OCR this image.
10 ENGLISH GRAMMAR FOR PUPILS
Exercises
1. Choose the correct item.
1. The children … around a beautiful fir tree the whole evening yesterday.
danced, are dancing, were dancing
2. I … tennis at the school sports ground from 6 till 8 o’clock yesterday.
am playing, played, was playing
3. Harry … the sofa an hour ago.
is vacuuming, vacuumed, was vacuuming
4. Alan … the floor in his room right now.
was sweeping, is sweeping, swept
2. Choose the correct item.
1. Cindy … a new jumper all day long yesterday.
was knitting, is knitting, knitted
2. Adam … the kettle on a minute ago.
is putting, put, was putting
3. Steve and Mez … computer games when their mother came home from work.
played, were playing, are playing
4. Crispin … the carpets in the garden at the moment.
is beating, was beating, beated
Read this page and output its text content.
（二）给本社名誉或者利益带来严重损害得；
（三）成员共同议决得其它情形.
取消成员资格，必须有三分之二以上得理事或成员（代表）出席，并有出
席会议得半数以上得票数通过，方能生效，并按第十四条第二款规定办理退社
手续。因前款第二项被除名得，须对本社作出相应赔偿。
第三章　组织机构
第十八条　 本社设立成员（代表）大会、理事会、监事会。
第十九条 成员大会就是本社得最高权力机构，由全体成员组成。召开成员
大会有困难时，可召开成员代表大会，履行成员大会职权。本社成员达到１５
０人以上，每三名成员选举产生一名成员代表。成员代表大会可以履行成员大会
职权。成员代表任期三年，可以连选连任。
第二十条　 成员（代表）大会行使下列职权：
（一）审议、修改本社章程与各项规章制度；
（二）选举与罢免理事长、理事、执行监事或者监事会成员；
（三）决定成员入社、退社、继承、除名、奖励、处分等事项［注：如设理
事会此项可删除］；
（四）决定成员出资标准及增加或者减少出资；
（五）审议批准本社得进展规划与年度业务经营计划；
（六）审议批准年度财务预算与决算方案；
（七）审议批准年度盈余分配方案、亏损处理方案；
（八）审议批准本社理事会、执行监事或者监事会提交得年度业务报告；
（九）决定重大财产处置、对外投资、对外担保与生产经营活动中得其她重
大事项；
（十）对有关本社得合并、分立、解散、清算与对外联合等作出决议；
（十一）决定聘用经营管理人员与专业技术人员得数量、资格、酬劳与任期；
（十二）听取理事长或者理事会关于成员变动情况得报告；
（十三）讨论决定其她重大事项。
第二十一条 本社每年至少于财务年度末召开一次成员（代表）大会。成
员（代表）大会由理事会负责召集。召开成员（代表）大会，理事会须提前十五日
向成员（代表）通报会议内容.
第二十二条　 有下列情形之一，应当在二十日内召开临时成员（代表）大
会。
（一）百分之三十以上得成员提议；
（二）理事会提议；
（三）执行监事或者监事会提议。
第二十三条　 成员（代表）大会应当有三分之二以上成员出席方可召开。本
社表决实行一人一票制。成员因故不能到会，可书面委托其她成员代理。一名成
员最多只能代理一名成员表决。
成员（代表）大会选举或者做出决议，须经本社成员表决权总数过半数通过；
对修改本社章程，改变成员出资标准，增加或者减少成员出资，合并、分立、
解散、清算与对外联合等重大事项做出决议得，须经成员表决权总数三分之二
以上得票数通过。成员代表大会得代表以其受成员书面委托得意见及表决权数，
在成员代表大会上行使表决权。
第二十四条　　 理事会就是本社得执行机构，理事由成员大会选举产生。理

☆ ☆ ☆

__WRITTEN PROBLEM__
Extract all the entries word for word.

__SOLUTION BELOW__
OCR this image.
10 ENGLISH GRAMMAR FOR PUPILS
Exercises
1. Choose the correct item.
1. The children … around a beautiful fir tree the whole evening yesterday.
danced, are dancing, were dancing
2. I … tennis at the school sports ground from 6 till 8 o’clock yesterday.
am playing, played, was playing
3. Harry … the sofa an hour ago.
is vacuuming, vacuumed, was vacuuming
4. Alan … the floor in his room right now.
was sweeping, is sweeping, swept
2. Choose the correct item.
1. Cindy … a new jumper all day long yesterday.
was knitting, is knitting, knitted
2. Adam … the kettle on a minute ago.
is putting, put, was putting
3. Steve and Mez … computer games when their mother came home from work.
played, were playing, are playing
4. Crispin … the carpets in the garden at the moment.
is beating, was beating, beated
Read this page and output its text content.
（二）给本社名誉或者利益带来严重损害得；
（三）成员共同议决得其它情形.
取消成员资格，必须有三分之二以上得理事或成员（代表）出席，并有出
席会议得半数以上得票数通过，方能生效，并按第十四条第二款规定办理退社
手续。因前款第二项被除名得，须对本社作出相应赔偿。
第三章　组织机构
第十八条　 本社设立成员（代表）大会、理事会、监事会。
第十九条 成员大会就是本社得最高权力机构，由全体成员组成。召开成员
大会有困难时，可召开成员代表大会，履行成员大会职权。本社成员达到１５
０人以上，每三名成员选举产生一名成员代表。成员代表大会可以履行成员大会
职权。成员代表任期三年，可以连选连任。
第二十条　 成员（代表）大会行使下列职权：
（一）审议、修改本社章程与各项规章制度；
（二）选举与罢免理事长、理事、执行监事或者监事会成员；
（三）决定成员入社、退社、继承、除名、奖励、处分等事项［注：如设理
事会此项可删除］；
（四）决定成员出资标准及增加或者减少出资；
（五）审议批准本社得进展规划与年度业务经营计划；
（六）审议批准年度财务预算与决算方案；
（七）审议批准年度盈余分配方案、亏损处理方案；
（八）审议批准本社理事会、执行监事或者监事会提交得年度业务报告；
（九）决定重大财产处置、对外投资、对外担保与生产经营活动中得其她重
大事项；
（十）对有关本社得合并、分立、解散、清算与对外联合等作出决议；
（十一）决定聘用经营管理人员与专业技术人员得数量、资格、酬劳与任期；
（十二）听取理事长或者理事会关于成员变动情况得报告；
（十三）讨论决定其她重大事项。
第二十一条 本社每年至少于财务年度末召开一次成员（代表）大会。成
员（代表）大会由理事会负责召集。召开成员（代表）大会，理事会须提前十五日
向成员（代表）通报会议内容.
第二十二条　 有下列情形之一，应当在二十日内召开临时成员（代表）大
会。
（一）百分之三十以上得成员提议；
（二）理事会提议；
（三）执行监事或者监事会提议。
第二十三条　 成员（代表）大会应当有三分之二以上成员出席方可召开。本
社表决实行一人一票制。成员因故不能到会，可书面委托其她成员代理。一名成
员最多只能代理一名成员表决。
成员（代表）大会选举或者做出决议，须经本社成员表决权总数过半数通过；
对修改本社章程，改变成员出资标准，增加或者减少成员出资，合并、分立、
解散、清算与对外联合等重大事项做出决议得，须经成员表决权总数三分之二
以上得票数通过。成员代表大会得代表以其受成员书面委托得意见及表决权数，
在成员代表大会上行使表决权。
第二十四条　　 理事会就是本社得执行机构，理事由成员大会选举产生。理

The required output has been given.